((

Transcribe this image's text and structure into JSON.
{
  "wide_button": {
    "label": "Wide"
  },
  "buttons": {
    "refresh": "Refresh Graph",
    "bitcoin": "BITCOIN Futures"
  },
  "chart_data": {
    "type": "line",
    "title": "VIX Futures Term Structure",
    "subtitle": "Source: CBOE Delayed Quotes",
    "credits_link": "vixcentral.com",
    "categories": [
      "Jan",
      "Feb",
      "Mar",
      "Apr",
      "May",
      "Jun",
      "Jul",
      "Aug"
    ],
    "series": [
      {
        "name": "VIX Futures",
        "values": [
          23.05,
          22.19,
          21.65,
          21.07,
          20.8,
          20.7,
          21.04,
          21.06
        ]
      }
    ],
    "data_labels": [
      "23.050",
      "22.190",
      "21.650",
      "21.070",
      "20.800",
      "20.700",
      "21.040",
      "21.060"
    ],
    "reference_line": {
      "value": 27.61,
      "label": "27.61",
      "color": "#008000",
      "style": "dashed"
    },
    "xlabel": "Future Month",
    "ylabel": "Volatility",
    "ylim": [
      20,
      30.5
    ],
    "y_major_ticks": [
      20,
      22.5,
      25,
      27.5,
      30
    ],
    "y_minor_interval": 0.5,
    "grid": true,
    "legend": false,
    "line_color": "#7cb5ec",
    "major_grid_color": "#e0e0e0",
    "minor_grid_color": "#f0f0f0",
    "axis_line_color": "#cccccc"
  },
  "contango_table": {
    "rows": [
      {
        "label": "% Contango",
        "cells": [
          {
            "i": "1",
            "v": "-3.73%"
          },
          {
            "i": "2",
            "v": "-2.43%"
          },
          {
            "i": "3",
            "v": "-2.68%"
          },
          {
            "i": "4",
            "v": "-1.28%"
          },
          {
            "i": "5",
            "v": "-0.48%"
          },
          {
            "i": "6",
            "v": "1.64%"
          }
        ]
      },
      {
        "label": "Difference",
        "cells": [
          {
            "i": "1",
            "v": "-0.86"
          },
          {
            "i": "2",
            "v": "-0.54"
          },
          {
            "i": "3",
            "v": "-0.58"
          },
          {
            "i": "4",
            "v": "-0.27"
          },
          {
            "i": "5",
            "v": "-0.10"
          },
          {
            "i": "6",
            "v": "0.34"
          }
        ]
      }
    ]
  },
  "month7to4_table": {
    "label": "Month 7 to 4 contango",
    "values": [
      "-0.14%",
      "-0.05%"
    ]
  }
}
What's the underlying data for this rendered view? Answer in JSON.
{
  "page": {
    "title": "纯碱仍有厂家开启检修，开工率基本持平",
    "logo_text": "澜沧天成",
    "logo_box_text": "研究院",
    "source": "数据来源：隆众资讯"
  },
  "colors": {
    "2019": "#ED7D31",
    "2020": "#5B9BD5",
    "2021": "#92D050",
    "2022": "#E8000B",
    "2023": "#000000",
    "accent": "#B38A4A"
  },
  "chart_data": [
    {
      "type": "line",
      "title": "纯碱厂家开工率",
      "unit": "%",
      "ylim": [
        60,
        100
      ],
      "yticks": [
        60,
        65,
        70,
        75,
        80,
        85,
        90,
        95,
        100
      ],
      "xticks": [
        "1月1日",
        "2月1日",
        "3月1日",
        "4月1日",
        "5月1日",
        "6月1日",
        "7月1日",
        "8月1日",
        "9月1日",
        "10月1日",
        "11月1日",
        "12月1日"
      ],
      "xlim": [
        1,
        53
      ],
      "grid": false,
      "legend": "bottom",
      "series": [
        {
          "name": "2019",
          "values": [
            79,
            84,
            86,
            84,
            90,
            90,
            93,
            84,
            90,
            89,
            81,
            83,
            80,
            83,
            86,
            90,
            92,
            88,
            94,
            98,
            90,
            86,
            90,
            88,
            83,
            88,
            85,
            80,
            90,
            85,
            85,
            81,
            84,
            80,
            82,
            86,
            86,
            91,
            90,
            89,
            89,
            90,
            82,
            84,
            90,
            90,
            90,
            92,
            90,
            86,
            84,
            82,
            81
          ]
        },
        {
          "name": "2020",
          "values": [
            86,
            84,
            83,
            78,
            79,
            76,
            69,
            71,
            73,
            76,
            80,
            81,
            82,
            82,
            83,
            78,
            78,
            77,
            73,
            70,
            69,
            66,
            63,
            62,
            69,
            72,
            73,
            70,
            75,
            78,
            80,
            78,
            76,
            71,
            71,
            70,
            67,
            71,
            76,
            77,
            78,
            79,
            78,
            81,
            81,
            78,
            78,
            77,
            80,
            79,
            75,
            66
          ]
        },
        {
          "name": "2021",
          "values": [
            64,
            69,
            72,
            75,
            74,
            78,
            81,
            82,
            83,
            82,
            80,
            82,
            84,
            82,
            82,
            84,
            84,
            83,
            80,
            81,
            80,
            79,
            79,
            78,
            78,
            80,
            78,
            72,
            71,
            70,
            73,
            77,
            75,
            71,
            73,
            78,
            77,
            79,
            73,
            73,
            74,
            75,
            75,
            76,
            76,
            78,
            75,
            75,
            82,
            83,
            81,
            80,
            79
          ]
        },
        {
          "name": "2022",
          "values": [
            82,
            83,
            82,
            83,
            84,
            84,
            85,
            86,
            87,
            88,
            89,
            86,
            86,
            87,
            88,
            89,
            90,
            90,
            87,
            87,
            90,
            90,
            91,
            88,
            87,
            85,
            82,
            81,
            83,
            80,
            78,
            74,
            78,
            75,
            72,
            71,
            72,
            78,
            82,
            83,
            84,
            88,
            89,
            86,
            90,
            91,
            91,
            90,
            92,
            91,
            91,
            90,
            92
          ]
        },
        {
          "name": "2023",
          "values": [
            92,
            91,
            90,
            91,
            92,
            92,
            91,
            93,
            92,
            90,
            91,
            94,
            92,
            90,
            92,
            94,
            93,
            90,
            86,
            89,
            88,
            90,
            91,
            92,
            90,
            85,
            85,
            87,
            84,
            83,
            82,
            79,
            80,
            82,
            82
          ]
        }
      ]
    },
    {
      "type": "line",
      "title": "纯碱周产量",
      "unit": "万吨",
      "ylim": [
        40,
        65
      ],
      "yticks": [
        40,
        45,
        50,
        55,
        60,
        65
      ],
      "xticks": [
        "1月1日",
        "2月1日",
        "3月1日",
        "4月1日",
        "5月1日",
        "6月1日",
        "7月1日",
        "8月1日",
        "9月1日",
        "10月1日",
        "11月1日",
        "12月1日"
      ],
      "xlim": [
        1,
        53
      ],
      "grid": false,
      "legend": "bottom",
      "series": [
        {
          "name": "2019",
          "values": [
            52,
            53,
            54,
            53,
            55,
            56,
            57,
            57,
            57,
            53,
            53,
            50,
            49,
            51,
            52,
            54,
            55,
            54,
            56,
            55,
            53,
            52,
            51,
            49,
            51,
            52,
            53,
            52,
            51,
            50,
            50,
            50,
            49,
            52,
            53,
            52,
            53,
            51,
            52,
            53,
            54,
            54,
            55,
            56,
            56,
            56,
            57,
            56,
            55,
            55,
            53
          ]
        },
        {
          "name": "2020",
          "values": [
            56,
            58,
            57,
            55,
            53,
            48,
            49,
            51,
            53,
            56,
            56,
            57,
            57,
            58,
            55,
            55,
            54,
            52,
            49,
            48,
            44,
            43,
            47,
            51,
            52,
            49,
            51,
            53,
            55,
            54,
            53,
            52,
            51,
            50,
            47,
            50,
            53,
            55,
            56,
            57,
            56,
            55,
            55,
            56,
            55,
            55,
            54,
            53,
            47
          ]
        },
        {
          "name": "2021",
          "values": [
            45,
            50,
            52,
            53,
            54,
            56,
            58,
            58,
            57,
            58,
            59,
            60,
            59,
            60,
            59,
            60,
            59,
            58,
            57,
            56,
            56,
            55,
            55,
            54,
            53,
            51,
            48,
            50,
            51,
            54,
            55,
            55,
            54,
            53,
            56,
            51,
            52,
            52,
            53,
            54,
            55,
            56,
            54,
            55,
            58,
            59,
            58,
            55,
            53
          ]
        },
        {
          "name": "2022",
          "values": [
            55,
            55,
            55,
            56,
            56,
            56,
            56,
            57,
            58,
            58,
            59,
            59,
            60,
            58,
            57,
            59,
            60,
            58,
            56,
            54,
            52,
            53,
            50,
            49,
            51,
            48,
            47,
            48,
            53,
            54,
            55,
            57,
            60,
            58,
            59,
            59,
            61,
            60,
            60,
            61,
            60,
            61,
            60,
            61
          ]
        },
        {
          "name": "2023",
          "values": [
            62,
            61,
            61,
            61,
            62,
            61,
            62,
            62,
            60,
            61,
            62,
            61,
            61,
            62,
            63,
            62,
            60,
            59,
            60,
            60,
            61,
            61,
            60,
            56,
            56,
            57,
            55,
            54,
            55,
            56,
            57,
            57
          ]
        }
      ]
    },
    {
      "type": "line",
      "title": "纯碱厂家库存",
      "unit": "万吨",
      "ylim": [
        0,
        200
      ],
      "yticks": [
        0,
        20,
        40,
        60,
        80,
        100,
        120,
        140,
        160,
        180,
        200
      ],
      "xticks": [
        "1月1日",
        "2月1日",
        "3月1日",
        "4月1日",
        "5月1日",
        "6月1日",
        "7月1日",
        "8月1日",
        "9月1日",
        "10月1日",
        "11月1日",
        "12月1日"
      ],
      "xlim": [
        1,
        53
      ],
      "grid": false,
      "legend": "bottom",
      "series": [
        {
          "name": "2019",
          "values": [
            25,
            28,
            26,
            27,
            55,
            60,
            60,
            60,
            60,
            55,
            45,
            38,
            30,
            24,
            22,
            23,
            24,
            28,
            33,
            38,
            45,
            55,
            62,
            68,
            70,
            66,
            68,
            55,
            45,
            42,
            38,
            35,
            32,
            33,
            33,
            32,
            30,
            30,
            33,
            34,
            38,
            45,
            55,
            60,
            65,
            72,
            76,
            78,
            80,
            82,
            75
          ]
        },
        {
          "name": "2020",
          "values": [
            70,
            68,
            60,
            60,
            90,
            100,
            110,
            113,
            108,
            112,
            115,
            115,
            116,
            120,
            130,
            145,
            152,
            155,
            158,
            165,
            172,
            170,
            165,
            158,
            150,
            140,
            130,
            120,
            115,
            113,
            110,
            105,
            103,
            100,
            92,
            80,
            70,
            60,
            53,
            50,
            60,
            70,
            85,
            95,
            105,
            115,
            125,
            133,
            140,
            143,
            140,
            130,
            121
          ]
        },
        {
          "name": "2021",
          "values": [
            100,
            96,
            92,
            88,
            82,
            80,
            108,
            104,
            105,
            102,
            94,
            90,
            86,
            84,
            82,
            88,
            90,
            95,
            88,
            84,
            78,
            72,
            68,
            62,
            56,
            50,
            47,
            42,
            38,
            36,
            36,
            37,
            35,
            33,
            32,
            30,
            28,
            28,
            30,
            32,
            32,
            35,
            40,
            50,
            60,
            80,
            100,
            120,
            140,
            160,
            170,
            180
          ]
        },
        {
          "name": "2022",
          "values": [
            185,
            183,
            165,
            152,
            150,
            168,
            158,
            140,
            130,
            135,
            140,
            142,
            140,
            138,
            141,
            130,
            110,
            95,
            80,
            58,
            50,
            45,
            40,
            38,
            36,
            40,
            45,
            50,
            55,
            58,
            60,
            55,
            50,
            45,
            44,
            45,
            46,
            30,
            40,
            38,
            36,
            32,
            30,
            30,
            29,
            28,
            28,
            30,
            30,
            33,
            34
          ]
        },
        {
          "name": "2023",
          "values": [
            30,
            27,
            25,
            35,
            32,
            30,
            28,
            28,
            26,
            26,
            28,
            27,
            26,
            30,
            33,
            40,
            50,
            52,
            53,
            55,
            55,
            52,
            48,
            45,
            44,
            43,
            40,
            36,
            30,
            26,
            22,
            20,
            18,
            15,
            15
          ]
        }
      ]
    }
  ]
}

))

### YOUR TASK
Find every line that has "Futures" in it, then return those lines.

### OUTPUT FOR THIS TASK
    "bitcoin": "BITCOIN Futures"
    "title": "VIX Futures Term Structure",
        "name": "VIX Futures",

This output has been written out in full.